>> START

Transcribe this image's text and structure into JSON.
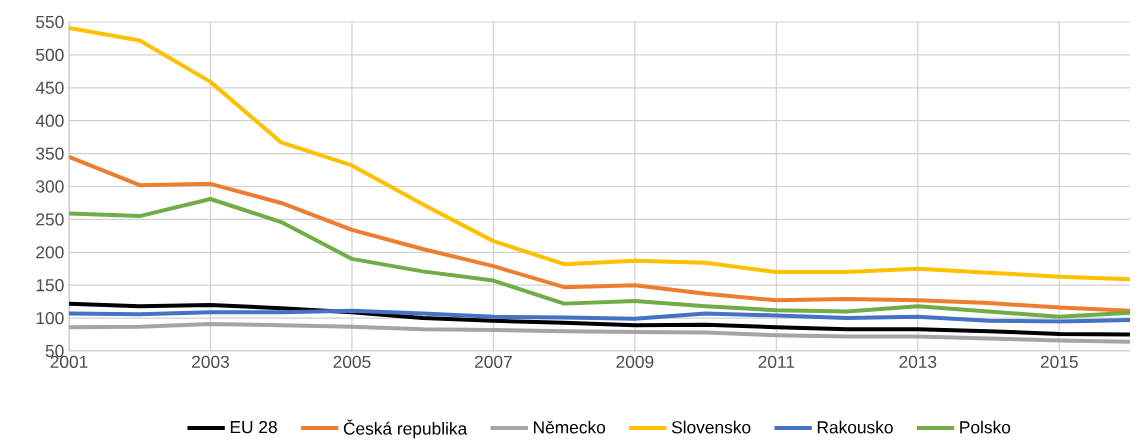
{
  "chart_data": {
    "type": "line",
    "x": [
      2001,
      2002,
      2003,
      2004,
      2005,
      2006,
      2007,
      2008,
      2009,
      2010,
      2011,
      2012,
      2013,
      2014,
      2015,
      2016
    ],
    "xlim": [
      2001,
      2016
    ],
    "xticks": [
      2001,
      2003,
      2005,
      2007,
      2009,
      2011,
      2013,
      2015
    ],
    "ylim": [
      50,
      550
    ],
    "yticks": [
      50,
      100,
      150,
      200,
      250,
      300,
      350,
      400,
      450,
      500,
      550
    ],
    "grid": true,
    "legend": "bottom",
    "marker": "none",
    "line_style": "solid",
    "series": [
      {
        "name": "EU 28",
        "color": "#000000",
        "values": [
          122,
          118,
          120,
          115,
          109,
          100,
          96,
          93,
          89,
          90,
          86,
          83,
          83,
          80,
          76,
          75
        ]
      },
      {
        "name": "Česká republika",
        "color": "#ed7d31",
        "values": [
          345,
          302,
          304,
          275,
          234,
          205,
          179,
          147,
          150,
          137,
          127,
          129,
          127,
          123,
          116,
          111
        ]
      },
      {
        "name": "Německo",
        "color": "#a5a5a5",
        "values": [
          86,
          87,
          91,
          89,
          87,
          83,
          82,
          80,
          79,
          78,
          74,
          72,
          72,
          69,
          66,
          64
        ]
      },
      {
        "name": "Slovensko",
        "color": "#ffc000",
        "values": [
          541,
          522,
          459,
          367,
          332,
          273,
          217,
          182,
          187,
          184,
          170,
          170,
          175,
          169,
          163,
          159
        ]
      },
      {
        "name": "Rakousko",
        "color": "#4472c4",
        "values": [
          107,
          106,
          109,
          109,
          111,
          107,
          102,
          101,
          99,
          107,
          104,
          100,
          102,
          96,
          95,
          97
        ]
      },
      {
        "name": "Polsko",
        "color": "#70ad47",
        "values": [
          259,
          255,
          281,
          246,
          190,
          171,
          157,
          122,
          126,
          118,
          112,
          110,
          118,
          110,
          102,
          108
        ]
      }
    ]
  }
}
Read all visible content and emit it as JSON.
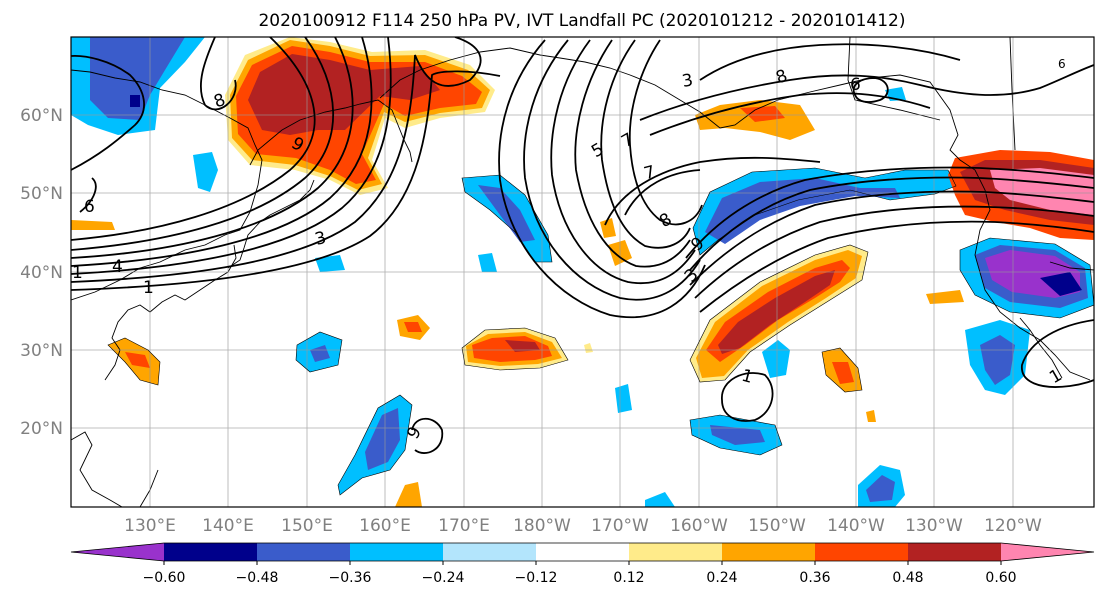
{
  "title": "2020100912 F114 250 hPa PV, IVT Landfall PC (2020101212 - 2020101412)",
  "map": {
    "lat_labels": [
      "60°N",
      "50°N",
      "40°N",
      "30°N",
      "20°N"
    ],
    "lon_labels": [
      "130°E",
      "140°E",
      "150°E",
      "160°E",
      "170°E",
      "180°W",
      "170°W",
      "160°W",
      "150°W",
      "140°W",
      "130°W",
      "120°W"
    ],
    "contour_labels": [
      "8",
      "9",
      "6",
      "3",
      "4",
      "1",
      "1",
      "5",
      "7",
      "7",
      "8",
      "9",
      "3",
      "8",
      "6",
      "3",
      "1",
      "1",
      "6",
      "9"
    ],
    "grid": true
  },
  "colorbar": {
    "colors": [
      "#9932CC",
      "#00008B",
      "#3A5CCB",
      "#00BFFF",
      "#B3E5FC",
      "#FFFFFF",
      "#FFEB8A",
      "#FFA500",
      "#FF4500",
      "#B22222",
      "#FF85B0"
    ],
    "tick_labels": [
      "−0.60",
      "−0.48",
      "−0.36",
      "−0.24",
      "−0.12",
      "0.12",
      "0.24",
      "0.36",
      "0.48",
      "0.60"
    ]
  },
  "colors": {
    "land_line": "#000000",
    "grid_line": "#999999",
    "contour": "#000000"
  }
}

>> END

Search the lines for the word "name" and report how many contain it, by number only.

## THE COMPLETED TASK
6